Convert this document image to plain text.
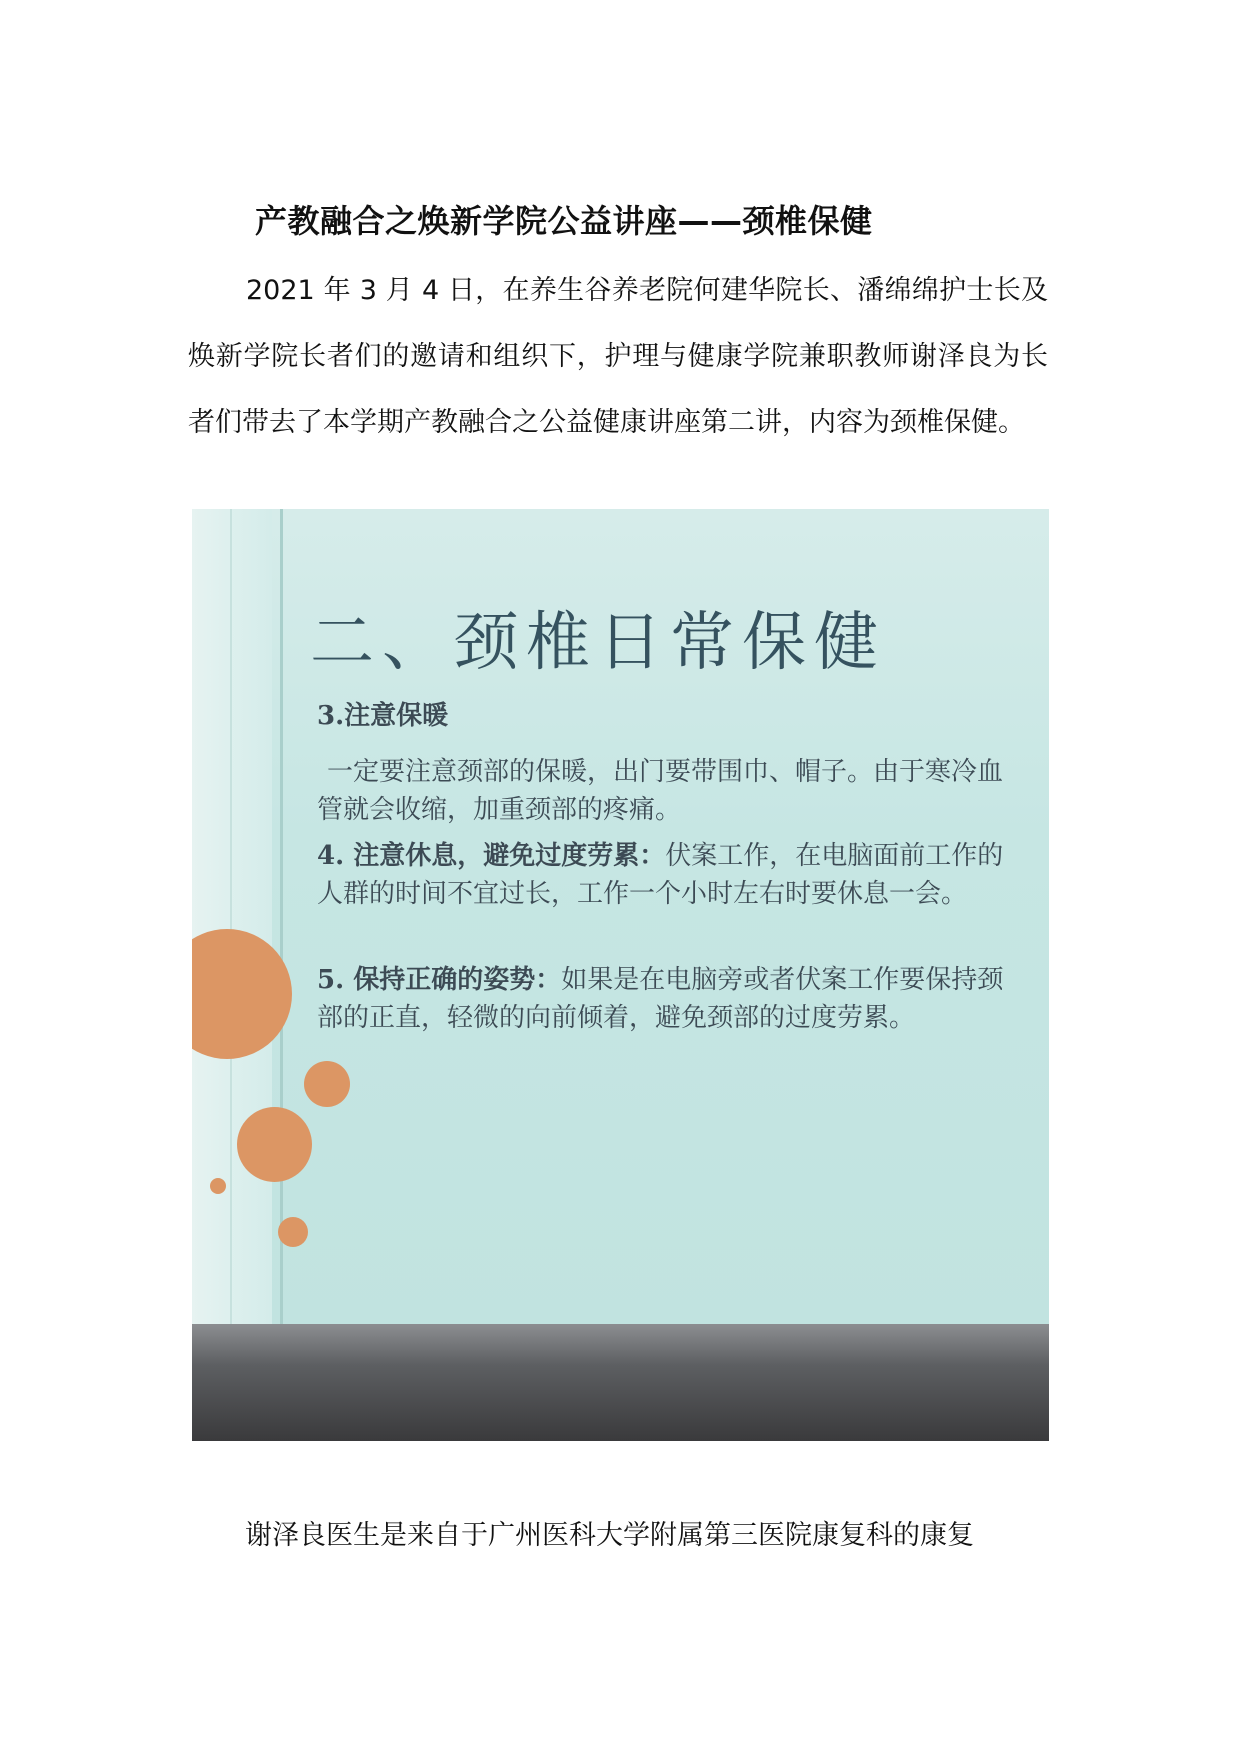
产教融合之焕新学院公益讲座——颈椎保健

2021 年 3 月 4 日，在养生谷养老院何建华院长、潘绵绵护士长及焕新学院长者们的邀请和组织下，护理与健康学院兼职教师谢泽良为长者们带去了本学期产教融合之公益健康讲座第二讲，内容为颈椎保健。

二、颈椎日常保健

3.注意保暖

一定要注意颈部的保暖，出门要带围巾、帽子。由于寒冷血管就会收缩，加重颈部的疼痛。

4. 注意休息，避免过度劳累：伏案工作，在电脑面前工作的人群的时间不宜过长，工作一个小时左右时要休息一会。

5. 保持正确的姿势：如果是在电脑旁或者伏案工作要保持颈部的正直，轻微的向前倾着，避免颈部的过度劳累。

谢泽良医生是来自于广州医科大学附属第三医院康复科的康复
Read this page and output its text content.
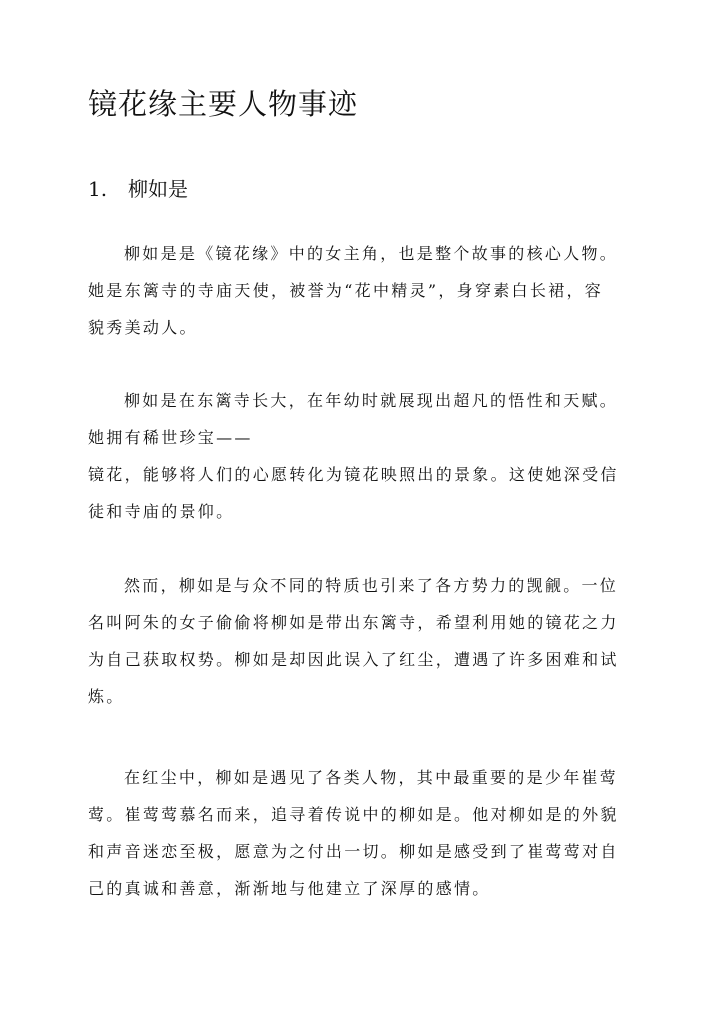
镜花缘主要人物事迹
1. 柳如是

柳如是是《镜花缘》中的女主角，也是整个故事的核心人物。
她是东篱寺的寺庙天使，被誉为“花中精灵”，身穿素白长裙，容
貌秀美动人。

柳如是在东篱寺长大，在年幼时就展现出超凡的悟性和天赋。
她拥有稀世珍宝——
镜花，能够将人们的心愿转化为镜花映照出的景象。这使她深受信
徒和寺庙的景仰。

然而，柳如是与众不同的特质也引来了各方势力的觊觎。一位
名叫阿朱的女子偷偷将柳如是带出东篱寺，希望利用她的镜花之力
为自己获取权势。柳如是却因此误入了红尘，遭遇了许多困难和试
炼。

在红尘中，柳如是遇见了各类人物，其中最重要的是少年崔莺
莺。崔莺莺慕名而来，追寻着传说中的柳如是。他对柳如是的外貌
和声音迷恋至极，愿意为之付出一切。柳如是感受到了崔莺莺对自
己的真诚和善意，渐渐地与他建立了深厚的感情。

- **DIRECTIONS**
Transcribe each line above verbatim, with the pictures left out.

- **REPLY**
Convert this document image to plain text.
产教融合之焕新学院公益讲座——颈椎保健

2021 年 3 月 4 日，在养生谷养老院何建华院长、潘绵绵护士长及焕新学院长者们的邀请和组织下，护理与健康学院兼职教师谢泽良为长者们带去了本学期产教融合之公益健康讲座第二讲，内容为颈椎保健。

二、颈椎日常保健

3.注意保暖

一定要注意颈部的保暖，出门要带围巾、帽子。由于寒冷血管就会收缩，加重颈部的疼痛。

4. 注意休息，避免过度劳累：伏案工作，在电脑面前工作的人群的时间不宜过长，工作一个小时左右时要休息一会。

5. 保持正确的姿势：如果是在电脑旁或者伏案工作要保持颈部的正直，轻微的向前倾着，避免颈部的过度劳累。

谢泽良医生是来自于广州医科大学附属第三医院康复科的康复
Read this page and output its text content.
镜花缘主要人物事迹
1. 柳如是

柳如是是《镜花缘》中的女主角，也是整个故事的核心人物。
她是东篱寺的寺庙天使，被誉为“花中精灵”，身穿素白长裙，容
貌秀美动人。

柳如是在东篱寺长大，在年幼时就展现出超凡的悟性和天赋。
她拥有稀世珍宝——
镜花，能够将人们的心愿转化为镜花映照出的景象。这使她深受信
徒和寺庙的景仰。

然而，柳如是与众不同的特质也引来了各方势力的觊觎。一位
名叫阿朱的女子偷偷将柳如是带出东篱寺，希望利用她的镜花之力
为自己获取权势。柳如是却因此误入了红尘，遭遇了许多困难和试
炼。

在红尘中，柳如是遇见了各类人物，其中最重要的是少年崔莺
莺。崔莺莺慕名而来，追寻着传说中的柳如是。他对柳如是的外貌
和声音迷恋至极，愿意为之付出一切。柳如是感受到了崔莺莺对自
己的真诚和善意，渐渐地与他建立了深厚的感情。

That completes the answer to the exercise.